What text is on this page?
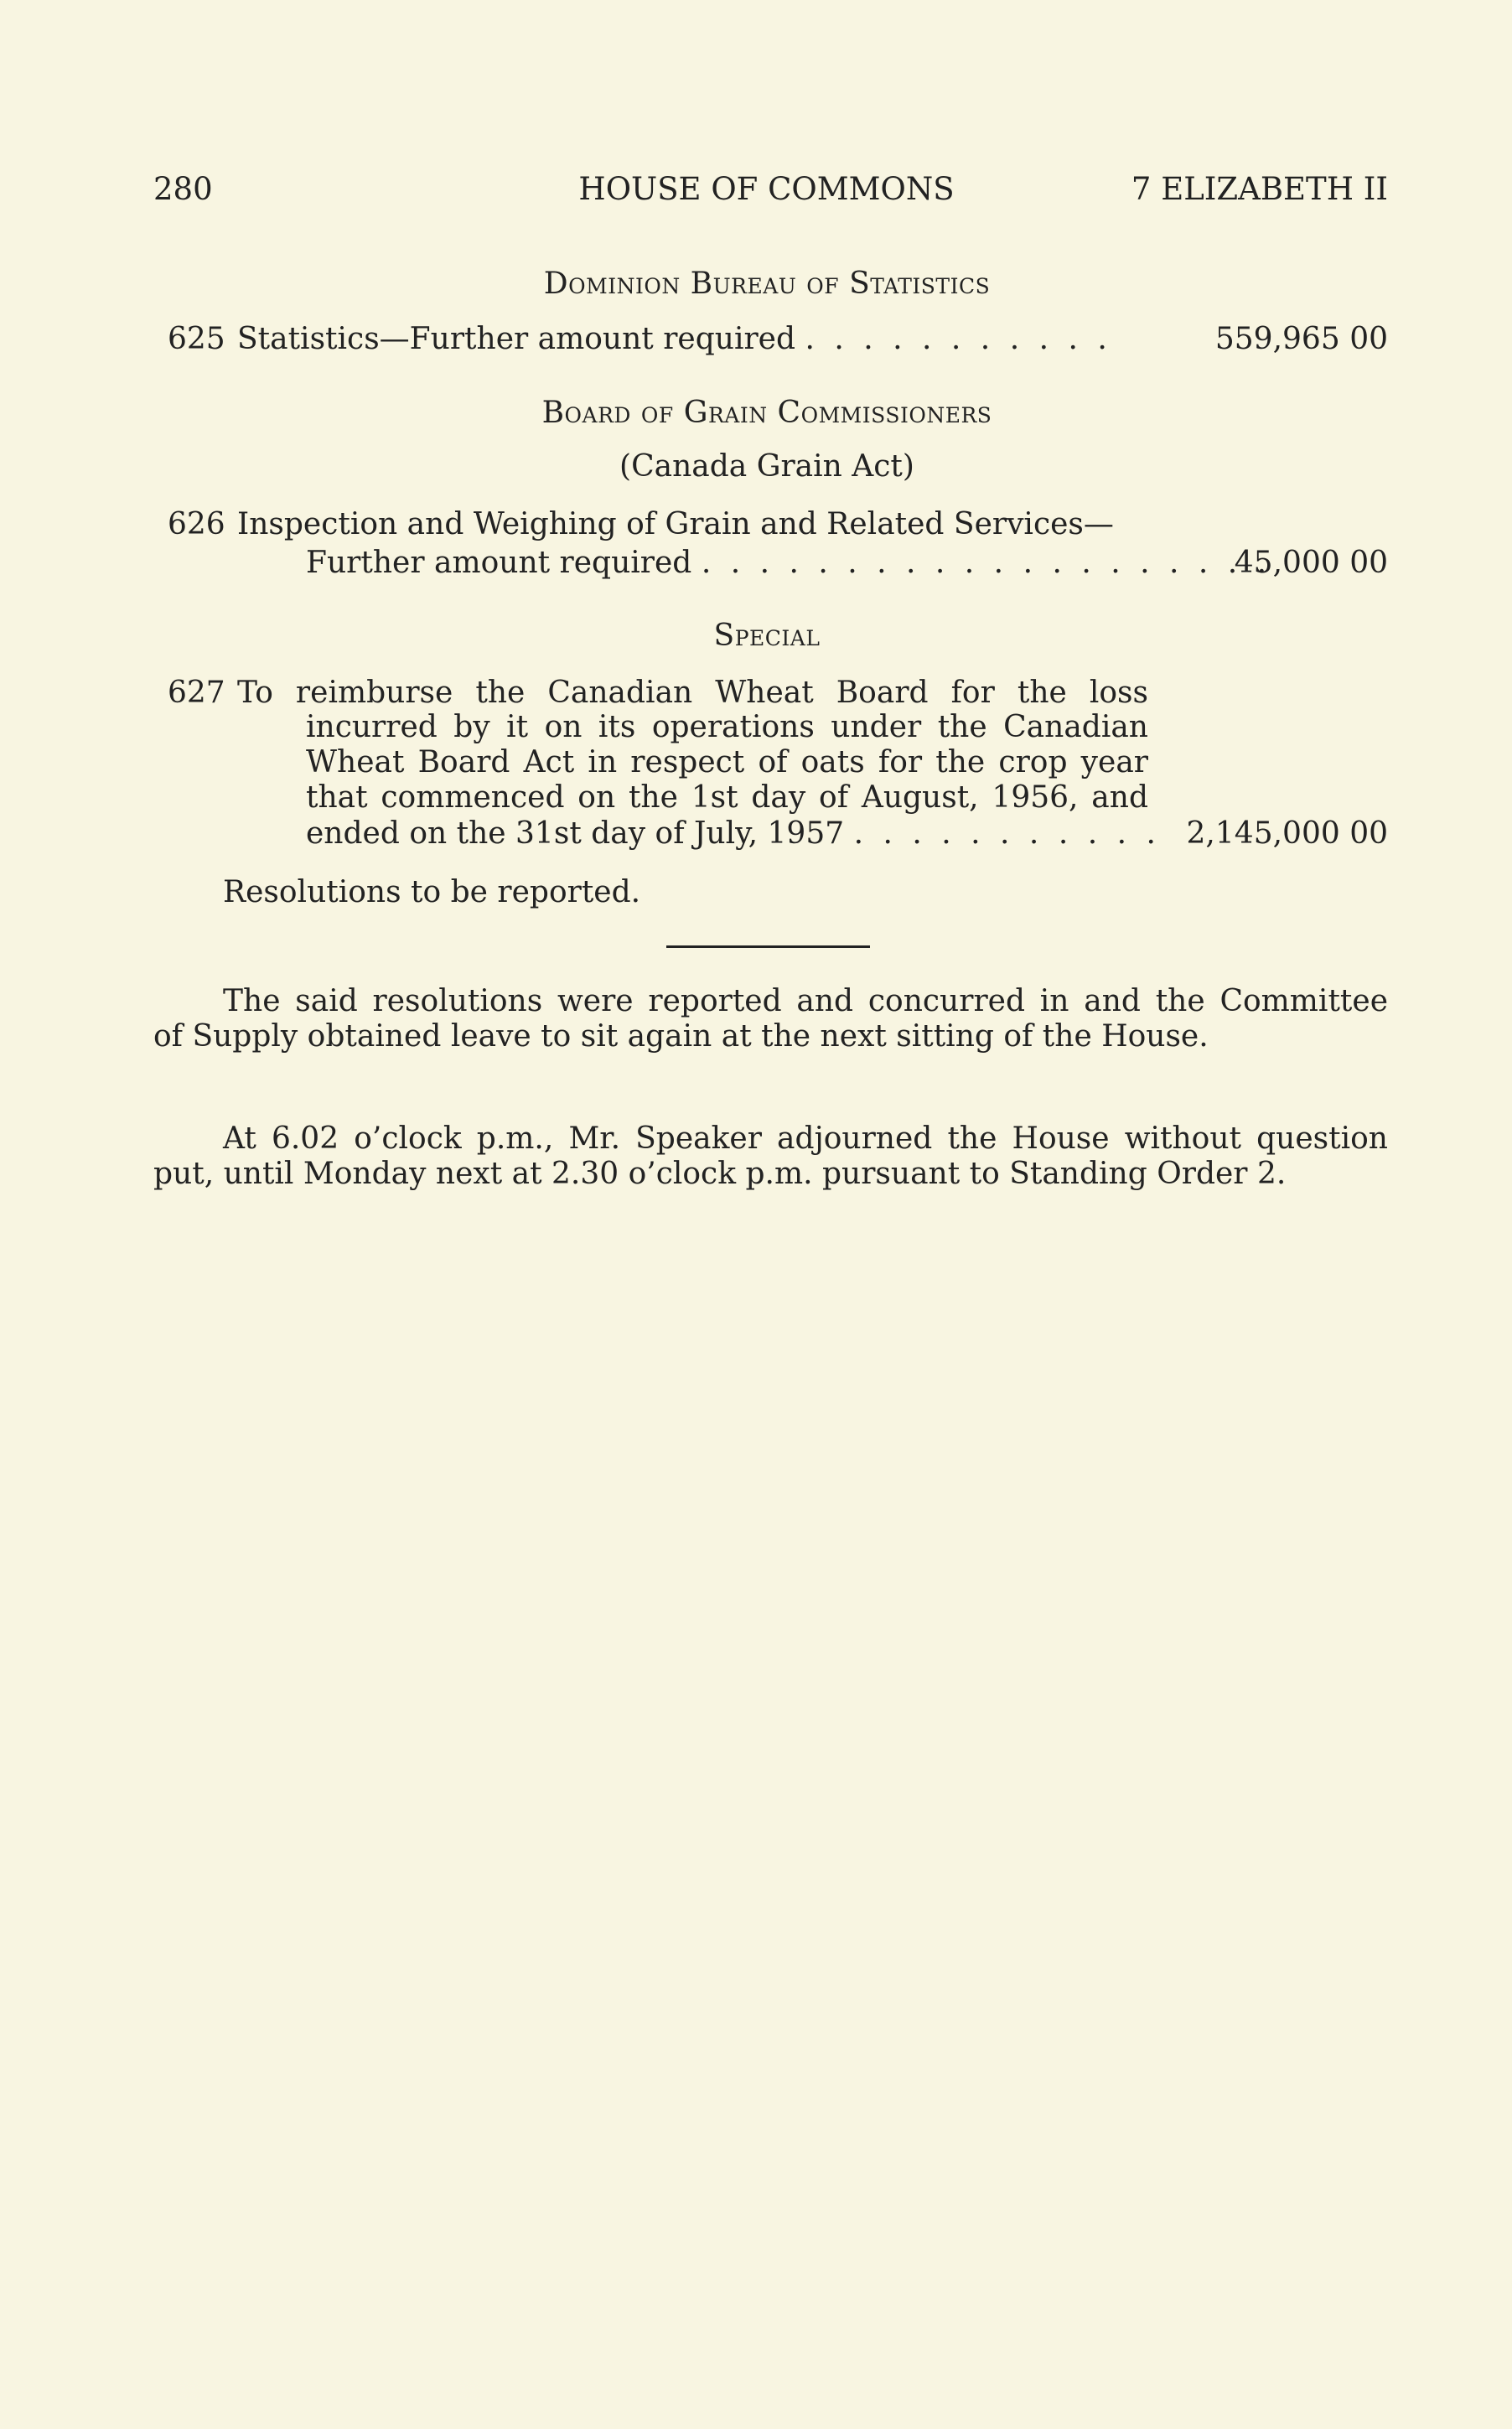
280	HOUSE OF COMMONS	7 ELIZABETH II
Dominion Bureau of Statistics
625 Statistics—Further amount required . . . . . . . . . . .	559,965 00
Board of Grain Commissioners
(Canada Grain Act)
626 Inspection and Weighing of Grain and Related Services—
Further amount required . . . . . . . . . . . . . . . . . . . .
45,000 00
Special
627 To reimburse the Canadian Wheat Board for the loss
incurred by it on its operations under the Canadian
Wheat Board Act in respect of oats for the crop year
that commenced on the 1st day of August, 1956, and
ended on the 31st day of July, 1957 . . . . . . . . . . . 2,145,000 00
Resolutions to be reported.
The said resolutions were reported and concurred in and the Committee
of Supply obtained leave to sit again at the next sitting of the House.
At 6.02 o’clock p.m., Mr. Speaker adjourned the House without question
put, until Monday next at 2.30 o’clock p.m. pursuant to Standing Order 2.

Exercise objective » Without the pictures, print the records in full, exactly as they appear.

Answer to the task »
What text is on this page?
280	HOUSE OF COMMONS	7 ELIZABETH II
Dominion Bureau of Statistics
625 Statistics—Further amount required . . . . . . . . . . .	559,965 00
Board of Grain Commissioners
(Canada Grain Act)
626 Inspection and Weighing of Grain and Related Services—
Further amount required . . . . . . . . . . . . . . . . . . . .
45,000 00
Special
627 To reimburse the Canadian Wheat Board for the loss
incurred by it on its operations under the Canadian
Wheat Board Act in respect of oats for the crop year
that commenced on the 1st day of August, 1956, and
ended on the 31st day of July, 1957 . . . . . . . . . . . 2,145,000 00
Resolutions to be reported.
The said resolutions were reported and concurred in and the Committee
of Supply obtained leave to sit again at the next sitting of the House.
At 6.02 o’clock p.m., Mr. Speaker adjourned the House without question
put, until Monday next at 2.30 o’clock p.m. pursuant to Standing Order 2.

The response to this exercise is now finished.